### EXTRACTED RECORDS
┌──

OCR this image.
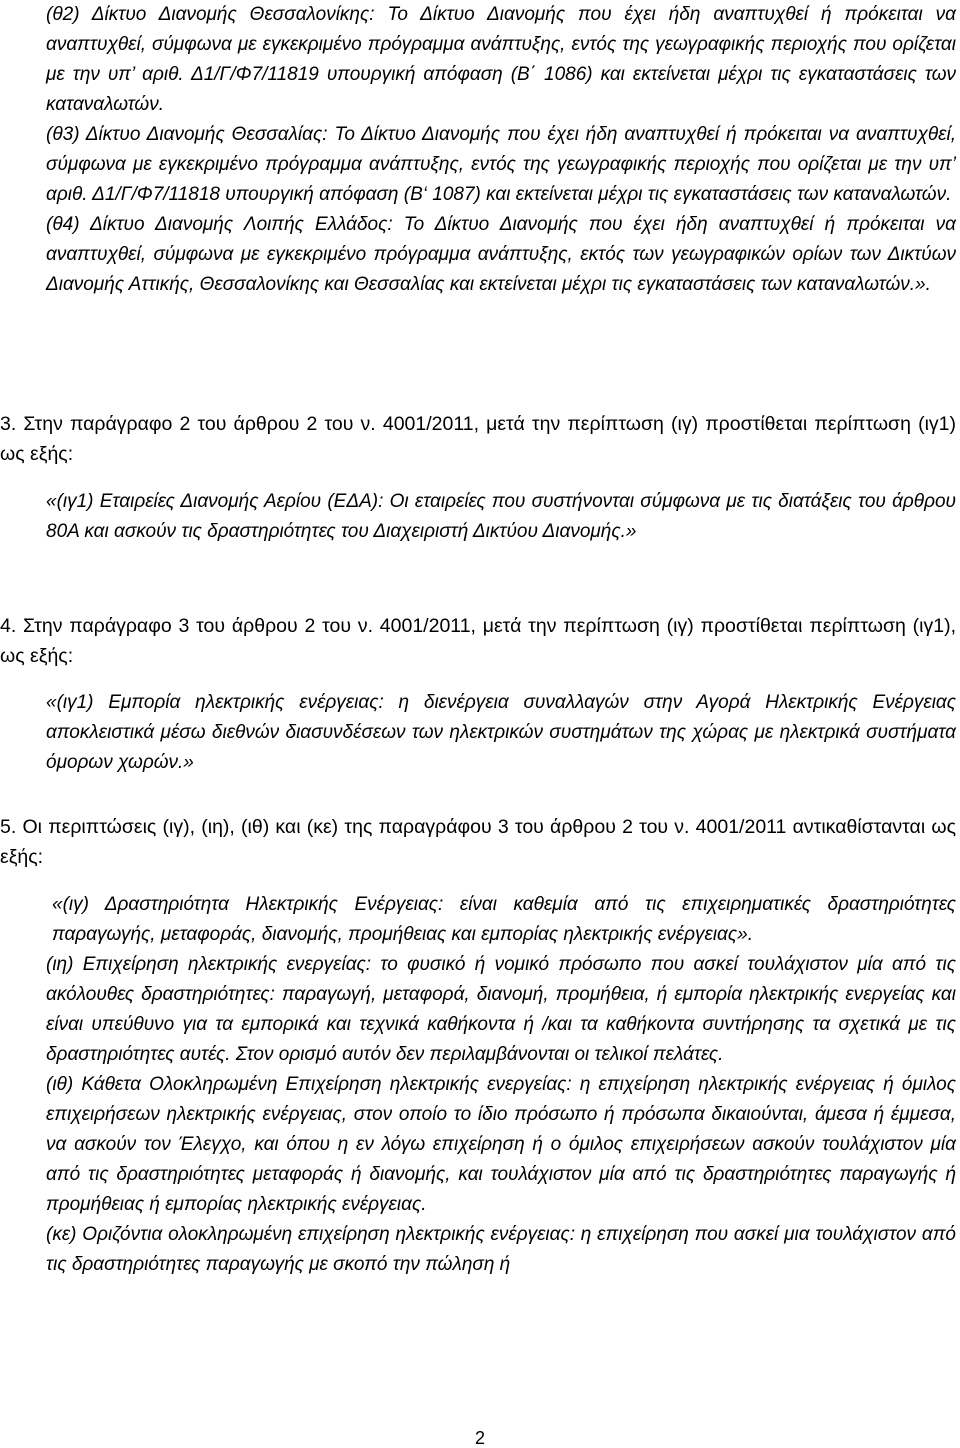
(θ2) Δίκτυο Διανομής Θεσσαλονίκης: Το Δίκτυο Διανομής που έχει ήδη αναπτυχθεί ή πρόκειται να αναπτυχθεί, σύμφωνα με εγκεκριμένο πρόγραμμα ανάπτυξης, εντός της γεωγραφικής περιοχής που ορίζεται με την υπ’ αριθ. Δ1/Γ/Φ7/11819 υπουργική απόφαση (Β΄ 1086) και εκτείνεται μέχρι τις εγκαταστάσεις των καταναλωτών.

(θ3) Δίκτυο Διανομής Θεσσαλίας: Το Δίκτυο Διανομής που έχει ήδη αναπτυχθεί ή πρόκειται να αναπτυχθεί, σύμφωνα με εγκεκριμένο πρόγραμμα ανάπτυξης, εντός της γεωγραφικής περιοχής που ορίζεται με την υπ’ αριθ. Δ1/Γ/Φ7/11818 υπουργική απόφαση (Β‘ 1087) και εκτείνεται μέχρι τις εγκαταστάσεις των καταναλωτών.

(θ4) Δίκτυο Διανομής Λοιπής Ελλάδος: Το Δίκτυο Διανομής που έχει ήδη αναπτυχθεί ή πρόκειται να αναπτυχθεί, σύμφωνα με εγκεκριμένο πρόγραμμα ανάπτυξης, εκτός των γεωγραφικών ορίων των Δικτύων Διανομής Αττικής, Θεσσαλονίκης και Θεσσαλίας και εκτείνεται μέχρι τις εγκαταστάσεις των καταναλωτών.».

3. Στην παράγραφο 2 του άρθρου 2 του ν. 4001/2011, μετά την περίπτωση (ιγ) προστίθεται περίπτωση (ιγ1) ως εξής:

«(ιγ1) Εταιρείες Διανομής Αερίου (ΕΔΑ): Οι εταιρείες που συστήνονται σύμφωνα με τις διατάξεις του άρθρου 80Α και ασκούν τις δραστηριότητες του Διαχειριστή Δικτύου Διανομής.»

4. Στην παράγραφο 3 του άρθρου 2 του ν. 4001/2011, μετά την περίπτωση (ιγ) προστίθεται περίπτωση (ιγ1), ως εξής:

«(ιγ1) Εμπορία ηλεκτρικής ενέργειας: η διενέργεια συναλλαγών στην Αγορά Ηλεκτρικής Ενέργειας αποκλειστικά μέσω διεθνών διασυνδέσεων των ηλεκτρικών συστημάτων της χώρας με ηλεκτρικά συστήματα όμορων χωρών.»

5. Οι περιπτώσεις (ιγ), (ιη), (ιθ) και (κε) της παραγράφου 3 του άρθρου 2 του ν. 4001/2011 αντικαθίστανται ως εξής:

«(ιγ) Δραστηριότητα Ηλεκτρικής Ενέργειας: είναι καθεμία από τις επιχειρηματικές δραστηριότητες παραγωγής, μεταφοράς, διανομής, προμήθειας και εμπορίας ηλεκτρικής ενέργειας».

(ιη) Επιχείρηση ηλεκτρικής ενεργείας: το φυσικό ή νομικό πρόσωπο που ασκεί τουλάχιστον μία από τις ακόλουθες δραστηριότητες: παραγωγή, μεταφορά, διανομή, προμήθεια, ή εμπορία ηλεκτρικής ενεργείας και είναι υπεύθυνο για τα εμπορικά και τεχνικά καθήκοντα ή /και τα καθήκοντα συντήρησης τα σχετικά με τις δραστηριότητες αυτές. Στον ορισμό αυτόν δεν περιλαμβάνονται οι τελικοί πελάτες.

(ιθ) Κάθετα Ολοκληρωμένη Επιχείρηση ηλεκτρικής ενεργείας: η επιχείρηση ηλεκτρικής ενέργειας ή όμιλος επιχειρήσεων ηλεκτρικής ενέργειας, στον οποίο το ίδιο πρόσωπο ή πρόσωπα δικαιούνται, άμεσα ή έμμεσα, να ασκούν τον Έλεγχο, και όπου η εν λόγω επιχείρηση ή ο όμιλος επιχειρήσεων ασκούν τουλάχιστον μία από τις δραστηριότητες μεταφοράς ή διανομής, και τουλάχιστον μία από τις δραστηριότητες παραγωγής ή προμήθειας ή εμπορίας ηλεκτρικής ενέργειας.

(κε) Οριζόντια ολοκληρωμένη επιχείρηση ηλεκτρικής ενέργειας: η επιχείρηση που ασκεί μια τουλάχιστον από τις δραστηριότητες παραγωγής με σκοπό την πώληση ή

2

└──

### EXERCISE DETAILS
Which lines above hold the word "μετά"? Copy each of them.

### SOLUTION FOR THIS PROBLEM
3. Στην παράγραφο 2 του άρθρου 2 του ν. 4001/2011, μετά την περίπτωση (ιγ) προστίθεται περίπτωση (ιγ1) ως εξής:
4. Στην παράγραφο 3 του άρθρου 2 του ν. 4001/2011, μετά την περίπτωση (ιγ) προστίθεται περίπτωση (ιγ1), ως εξής:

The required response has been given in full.